*Aim:* Without the pictures, give the entries below again exactly as written.

Data records
------------------------------------
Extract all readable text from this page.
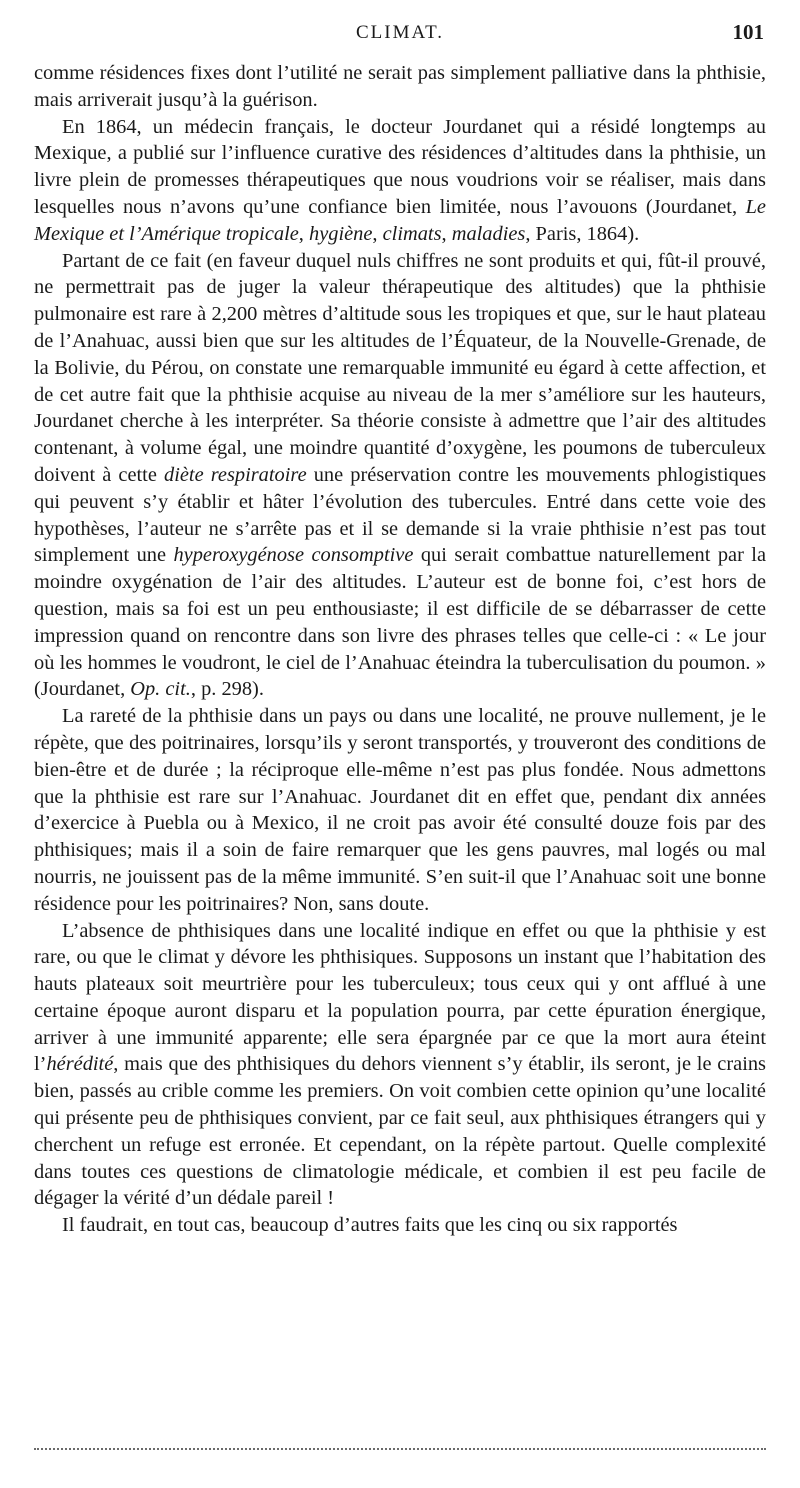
CLIMAT.	101

comme résidences fixes dont l’utilité ne serait pas simplement palliative dans la phthisie, mais arriverait jusqu’à la guérison.

En 1864, un médecin français, le docteur Jourdanet qui a résidé longtemps au Mexique, a publié sur l’influence curative des résidences d’altitudes dans la phthisie, un livre plein de promesses thérapeutiques que nous voudrions voir se réaliser, mais dans lesquelles nous n’avons qu’une confiance bien limitée, nous l’avouons (Jourdanet, Le Mexique et l’Amérique tropicale, hygiène, climats, maladies, Paris, 1864).

Partant de ce fait (en faveur duquel nuls chiffres ne sont produits et qui, fût-il prouvé, ne permettrait pas de juger la valeur thérapeutique des altitudes) que la phthisie pulmonaire est rare à 2,200 mètres d’altitude sous les tropiques et que, sur le haut plateau de l’Anahuac, aussi bien que sur les altitudes de l’Équateur, de la Nouvelle-Grenade, de la Bolivie, du Pérou, on constate une remarquable immunité eu égard à cette affection, et de cet autre fait que la phthisie acquise au niveau de la mer s’améliore sur les hauteurs, Jourdanet cherche à les interpréter. Sa théorie consiste à admettre que l’air des altitudes contenant, à volume égal, une moindre quantité d’oxygène, les poumons de tuberculeux doivent à cette diète respiratoire une préservation contre les mouvements phlogistiques qui peuvent s’y établir et hâter l’évolution des tubercules. Entré dans cette voie des hypothèses, l’auteur ne s’arrête pas et il se demande si la vraie phthisie n’est pas tout simplement une hyperoxygénose consomptive qui serait combattue naturellement par la moindre oxygénation de l’air des altitudes. L’auteur est de bonne foi, c’est hors de question, mais sa foi est un peu enthousiaste; il est difficile de se débarrasser de cette impression quand on rencontre dans son livre des phrases telles que celle-ci : « Le jour où les hommes le voudront, le ciel de l’Anahuac éteindra la tuberculisation du poumon. » (Jourdanet, Op. cit., p. 298).

La rareté de la phthisie dans un pays ou dans une localité, ne prouve nullement, je le répète, que des poitrinaires, lorsqu’ils y seront transportés, y trouveront des conditions de bien-être et de durée ; la réciproque elle-même n’est pas plus fondée. Nous admettons que la phthisie est rare sur l’Anahuac. Jourdanet dit en effet que, pendant dix années d’exercice à Puebla ou à Mexico, il ne croit pas avoir été consulté douze fois par des phthisiques; mais il a soin de faire remarquer que les gens pauvres, mal logés ou mal nourris, ne jouissent pas de la même immunité. S’en suit-il que l’Anahuac soit une bonne résidence pour les poitrinaires? Non, sans doute.

L’absence de phthisiques dans une localité indique en effet ou que la phthisie y est rare, ou que le climat y dévore les phthisiques. Supposons un instant que l’habitation des hauts plateaux soit meurtrière pour les tuberculeux; tous ceux qui y ont afflué à une certaine époque auront disparu et la population pourra, par cette épuration énergique, arriver à une immunité apparente; elle sera épargnée par ce que la mort aura éteint l’hérédité, mais que des phthisiques du dehors viennent s’y établir, ils seront, je le crains bien, passés au crible comme les premiers. On voit combien cette opinion qu’une localité qui présente peu de phthisiques convient, par ce fait seul, aux phthisiques étrangers qui y cherchent un refuge est erronée. Et cependant, on la répète partout. Quelle complexité dans toutes ces questions de climatologie médicale, et combien il est peu facile de dégager la vérité d’un dédale pareil !

Il faudrait, en tout cas, beaucoup d’autres faits que les cinq ou six rapportés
------------------------------------
*Solution to the exercise:*
Extract all readable text from this page.
CLIMAT.	101

comme résidences fixes dont l’utilité ne serait pas simplement palliative dans la phthisie, mais arriverait jusqu’à la guérison.

En 1864, un médecin français, le docteur Jourdanet qui a résidé longtemps au Mexique, a publié sur l’influence curative des résidences d’altitudes dans la phthisie, un livre plein de promesses thérapeutiques que nous voudrions voir se réaliser, mais dans lesquelles nous n’avons qu’une confiance bien limitée, nous l’avouons (Jourdanet, Le Mexique et l’Amérique tropicale, hygiène, climats, maladies, Paris, 1864).

Partant de ce fait (en faveur duquel nuls chiffres ne sont produits et qui, fût-il prouvé, ne permettrait pas de juger la valeur thérapeutique des altitudes) que la phthisie pulmonaire est rare à 2,200 mètres d’altitude sous les tropiques et que, sur le haut plateau de l’Anahuac, aussi bien que sur les altitudes de l’Équateur, de la Nouvelle-Grenade, de la Bolivie, du Pérou, on constate une remarquable immunité eu égard à cette affection, et de cet autre fait que la phthisie acquise au niveau de la mer s’améliore sur les hauteurs, Jourdanet cherche à les interpréter. Sa théorie consiste à admettre que l’air des altitudes contenant, à volume égal, une moindre quantité d’oxygène, les poumons de tuberculeux doivent à cette diète respiratoire une préservation contre les mouvements phlogistiques qui peuvent s’y établir et hâter l’évolution des tubercules. Entré dans cette voie des hypothèses, l’auteur ne s’arrête pas et il se demande si la vraie phthisie n’est pas tout simplement une hyperoxygénose consomptive qui serait combattue naturellement par la moindre oxygénation de l’air des altitudes. L’auteur est de bonne foi, c’est hors de question, mais sa foi est un peu enthousiaste; il est difficile de se débarrasser de cette impression quand on rencontre dans son livre des phrases telles que celle-ci : « Le jour où les hommes le voudront, le ciel de l’Anahuac éteindra la tuberculisation du poumon. » (Jourdanet, Op. cit., p. 298).

La rareté de la phthisie dans un pays ou dans une localité, ne prouve nullement, je le répète, que des poitrinaires, lorsqu’ils y seront transportés, y trouveront des conditions de bien-être et de durée ; la réciproque elle-même n’est pas plus fondée. Nous admettons que la phthisie est rare sur l’Anahuac. Jourdanet dit en effet que, pendant dix années d’exercice à Puebla ou à Mexico, il ne croit pas avoir été consulté douze fois par des phthisiques; mais il a soin de faire remarquer que les gens pauvres, mal logés ou mal nourris, ne jouissent pas de la même immunité. S’en suit-il que l’Anahuac soit une bonne résidence pour les poitrinaires? Non, sans doute.

L’absence de phthisiques dans une localité indique en effet ou que la phthisie y est rare, ou que le climat y dévore les phthisiques. Supposons un instant que l’habitation des hauts plateaux soit meurtrière pour les tuberculeux; tous ceux qui y ont afflué à une certaine époque auront disparu et la population pourra, par cette épuration énergique, arriver à une immunité apparente; elle sera épargnée par ce que la mort aura éteint l’hérédité, mais que des phthisiques du dehors viennent s’y établir, ils seront, je le crains bien, passés au crible comme les premiers. On voit combien cette opinion qu’une localité qui présente peu de phthisiques convient, par ce fait seul, aux phthisiques étrangers qui y cherchent un refuge est erronée. Et cependant, on la répète partout. Quelle complexité dans toutes ces questions de climatologie médicale, et combien il est peu facile de dégager la vérité d’un dédale pareil !

Il faudrait, en tout cas, beaucoup d’autres faits que les cinq ou six rapportés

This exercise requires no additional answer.